PASSAGE:
Tutorial: Access Azure Blob Storage from Azure Databricks using Azure Key Vault

This tutorial describes how to access Azure Blob Storage from Azure Databricks using secrets stored in a key vault.

In this tutorial, you learn how to:

  • Create a storage account and blob container
  • Create an Azure Key Vault and add a secret
  • Create an Azure Databricks workspace and add a secret scope
  • Access your blob container from Azure Databricks

Prerequisites

Sign in to the Azure portal

Sign in to the Azure portal.

Note

This tutorial cannot be carried out using Azure Free Trial Subscription. If you have a free account, go to your profile and change your subscription to pay-as-you-go. For more information, see Azure free account. Then, remove the spending limit, and request a quota increase for vCPUs in your region. When you create your Azure Databricks workspace, you can select the Trial (Premium - 14-Days Free DBUs) pricing tier to give the workspace access to free Premium Azure Databricks DBUs for 14 days.

Create a storage account and blob container

  1. In the Azure portal, select Create a resource > Storage. Then select Storage account.

    Find Azure storage account resource

  2. Select your subscription and resource group, or create a new resource group. Then enter a storage account name, and choose a location. Select Review + Create.

    Set storage account properties

  3. If the validation is unsuccessful, address the issues and try again. If the validation is successful, select Create and wait for the storage account to be created.

  4. Navigate to your newly created storage account and select Blobs under Services on the Overview page. Then select + Container and enter a container name. Select OK.

    Create new container

  5. Locate a file you want to upload to your blob storage container. If you don't have a file, use a text editor to create a new text file with some information. In this example, a file named hw.txt contains the text "hello world." Save your text file locally and upload it to your blob storage container.

    Upload file to container

  6. Return to your storage account and select Access keys under Settings. Copy Storage account name and key 1 to a text editor for later use in this tutorial.

    Find storage account access keys

Create an Azure Key Vault and add a secret

  1. In the Azure portal, select Create a resource and enter Key Vault in the search box.

    Create an Azure resource search box

  2. The Key Vault resource is automatically selected. Select Create.

    Create a Key Vault resource

  3. On the Create key vault page, enter the following information, and keep the default values for the remaining fields:

    Property Description
    Name A unique name for your key vault.

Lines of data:
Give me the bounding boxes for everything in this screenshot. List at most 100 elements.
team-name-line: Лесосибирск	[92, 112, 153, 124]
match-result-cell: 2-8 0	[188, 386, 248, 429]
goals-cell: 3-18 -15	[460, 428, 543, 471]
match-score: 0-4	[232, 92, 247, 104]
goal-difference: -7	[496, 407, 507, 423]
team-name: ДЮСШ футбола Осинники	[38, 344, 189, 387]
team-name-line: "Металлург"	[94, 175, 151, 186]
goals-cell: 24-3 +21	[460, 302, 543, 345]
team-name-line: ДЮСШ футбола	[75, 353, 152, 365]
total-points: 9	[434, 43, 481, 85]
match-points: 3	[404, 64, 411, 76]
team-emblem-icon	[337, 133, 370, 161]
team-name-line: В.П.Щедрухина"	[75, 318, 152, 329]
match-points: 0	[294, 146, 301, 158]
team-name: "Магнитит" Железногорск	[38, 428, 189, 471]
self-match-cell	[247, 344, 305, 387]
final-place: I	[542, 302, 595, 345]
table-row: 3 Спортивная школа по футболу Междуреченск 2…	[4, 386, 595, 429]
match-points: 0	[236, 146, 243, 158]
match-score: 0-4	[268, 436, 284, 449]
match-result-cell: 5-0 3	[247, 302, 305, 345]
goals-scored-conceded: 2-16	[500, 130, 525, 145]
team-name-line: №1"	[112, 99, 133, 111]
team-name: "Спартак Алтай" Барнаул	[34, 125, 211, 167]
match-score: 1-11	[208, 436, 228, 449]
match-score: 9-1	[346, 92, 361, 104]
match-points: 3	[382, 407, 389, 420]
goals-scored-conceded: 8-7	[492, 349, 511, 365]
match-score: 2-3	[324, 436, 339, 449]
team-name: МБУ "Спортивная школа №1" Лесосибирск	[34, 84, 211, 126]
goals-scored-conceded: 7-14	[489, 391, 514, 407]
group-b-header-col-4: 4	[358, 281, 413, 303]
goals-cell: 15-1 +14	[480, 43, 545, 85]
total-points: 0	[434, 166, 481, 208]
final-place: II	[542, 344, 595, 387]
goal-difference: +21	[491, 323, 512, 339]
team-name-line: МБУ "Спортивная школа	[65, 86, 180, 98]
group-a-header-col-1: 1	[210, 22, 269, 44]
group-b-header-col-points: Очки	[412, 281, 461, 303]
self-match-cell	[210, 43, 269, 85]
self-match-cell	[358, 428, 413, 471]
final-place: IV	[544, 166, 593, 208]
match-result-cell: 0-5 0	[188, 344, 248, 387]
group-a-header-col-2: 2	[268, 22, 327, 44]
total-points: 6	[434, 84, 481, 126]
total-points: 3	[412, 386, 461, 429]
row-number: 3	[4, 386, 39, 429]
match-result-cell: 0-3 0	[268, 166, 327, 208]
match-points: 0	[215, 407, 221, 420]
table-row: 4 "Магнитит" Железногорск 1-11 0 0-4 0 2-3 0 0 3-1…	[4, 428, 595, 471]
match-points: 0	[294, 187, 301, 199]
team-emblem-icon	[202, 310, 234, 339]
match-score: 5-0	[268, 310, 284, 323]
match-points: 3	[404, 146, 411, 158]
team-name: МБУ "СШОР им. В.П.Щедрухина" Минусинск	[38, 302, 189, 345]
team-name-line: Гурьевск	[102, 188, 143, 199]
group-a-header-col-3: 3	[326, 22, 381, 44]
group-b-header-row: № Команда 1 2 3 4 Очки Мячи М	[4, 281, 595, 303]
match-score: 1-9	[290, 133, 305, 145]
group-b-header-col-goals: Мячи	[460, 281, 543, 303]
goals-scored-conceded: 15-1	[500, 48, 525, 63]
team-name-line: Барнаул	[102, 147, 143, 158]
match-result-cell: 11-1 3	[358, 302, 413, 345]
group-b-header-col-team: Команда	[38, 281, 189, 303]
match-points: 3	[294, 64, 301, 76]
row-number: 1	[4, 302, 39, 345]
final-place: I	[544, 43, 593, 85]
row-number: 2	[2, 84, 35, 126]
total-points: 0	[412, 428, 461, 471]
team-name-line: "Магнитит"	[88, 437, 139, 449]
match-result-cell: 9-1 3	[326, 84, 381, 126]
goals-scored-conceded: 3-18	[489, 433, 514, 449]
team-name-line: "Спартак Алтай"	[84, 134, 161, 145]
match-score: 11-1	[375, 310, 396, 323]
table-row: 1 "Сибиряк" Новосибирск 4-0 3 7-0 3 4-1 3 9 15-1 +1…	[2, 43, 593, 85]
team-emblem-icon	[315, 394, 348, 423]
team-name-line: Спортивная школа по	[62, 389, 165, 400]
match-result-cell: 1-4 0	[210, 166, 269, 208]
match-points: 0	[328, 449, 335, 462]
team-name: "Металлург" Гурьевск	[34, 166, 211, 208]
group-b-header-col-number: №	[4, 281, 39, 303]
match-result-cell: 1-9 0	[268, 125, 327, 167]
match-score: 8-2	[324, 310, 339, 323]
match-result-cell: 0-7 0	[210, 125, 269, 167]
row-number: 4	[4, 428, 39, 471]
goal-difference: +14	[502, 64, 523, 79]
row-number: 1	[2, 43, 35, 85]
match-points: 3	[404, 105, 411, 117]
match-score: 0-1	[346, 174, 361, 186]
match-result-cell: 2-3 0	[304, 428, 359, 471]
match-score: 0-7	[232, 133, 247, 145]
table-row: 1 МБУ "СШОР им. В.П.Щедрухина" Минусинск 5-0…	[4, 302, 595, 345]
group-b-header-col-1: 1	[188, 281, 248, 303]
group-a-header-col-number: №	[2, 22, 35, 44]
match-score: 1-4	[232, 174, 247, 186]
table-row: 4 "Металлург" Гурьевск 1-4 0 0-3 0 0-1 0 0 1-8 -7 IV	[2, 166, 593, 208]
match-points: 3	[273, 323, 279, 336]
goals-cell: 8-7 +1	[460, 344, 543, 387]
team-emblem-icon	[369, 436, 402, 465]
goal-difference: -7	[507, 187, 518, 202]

AIM 1: According to the Azure Key Vault tutorial, which pricing tier can you select when creating the Azure Databricks workspace to get free Premium DBUs for 14 days?
AIM 2: Carry on writing the Azure Key Vault tutorial from the point where it stops.

EXERCISE OUTPUT 1: The Trial (Premium - 14-Days Free DBUs) pricing tier.

EXERCISE OUTPUT 2:
    Subscription Choose a subscription.
    Resource group Choose a resource group or create a new one.
    Location Choose a location.

    Azure key vault properties

  4. After providing the information above, select Create.

  5. Navigate to your newly created key vault in the Azure portal and select Secrets. Then, select + Generate/Import.

    Generate new key vault secret

  6. On the Create a secret page, provide the following information, and keep the default values for the remaining fields:

    Property Value
    Upload options Manual
    Name Friendly name for your storage account key.
    Value key1 from your storage account.

    Properties for new key vault secret

  7. Save the key name in a text editor for use later in this tutorial, and select Create. Then, navigate to the Properties menu. Copy the DNS Name and Resource ID to a text editor for use later in the tutorial.

    Copy Azure Key Vault DNS name and Resource ID

Create an Azure Databricks workspace and add a secret scope

  1. In the Azure portal, select Create a resource > Analytics > Azure Databricks.

    Databricks on Azure portal

  2. Under Azure Databricks Service, provide the following values to create a Databricks workspace.

    Property Description
    Workspace name Provide a name for your Databricks workspace
    Subscription From the drop-down, select your Azure subscription.
    Resource group Select the same resource group that contains your key vault.
    Location Select the same location as your Azure Key Vault. For all available regions, see Azure services available by region.
    Pricing Tier Choose between Standard or Premium. For more information on these tiers, see Databricks pricing page.

    Databricks workspace properties

    Select Create.

  3. Navigate to your newly created Azure Databricks resource in the Azure portal and select Launch Workspace.

    Launch Azure Databricks workspace

  4. Once your Azure Databricks workspace is open in a separate window, append #secrets/createScope to the URL. The URL should have the following format:

    https://<\location>.azuredatabricks.net/?o=<\orgID>#secrets/createScope.

  5. Enter a scope name, and enter the Azure Key Vault DNS name and Resource ID you saved earlier. Save the scope name in a text editor for use later in this tutorial. Then, select Create.

    Create secret scope in the Azure Databricks workspace

Access your blob container from Azure Databricks

  1. From the home page of your Azure Databricks workspace, select New Cluster under Common Tasks.

    Create a new Azure Databricks notebook

  2. Enter a cluster name and select Create cluster. The cluster creation takes a few minutes to complete.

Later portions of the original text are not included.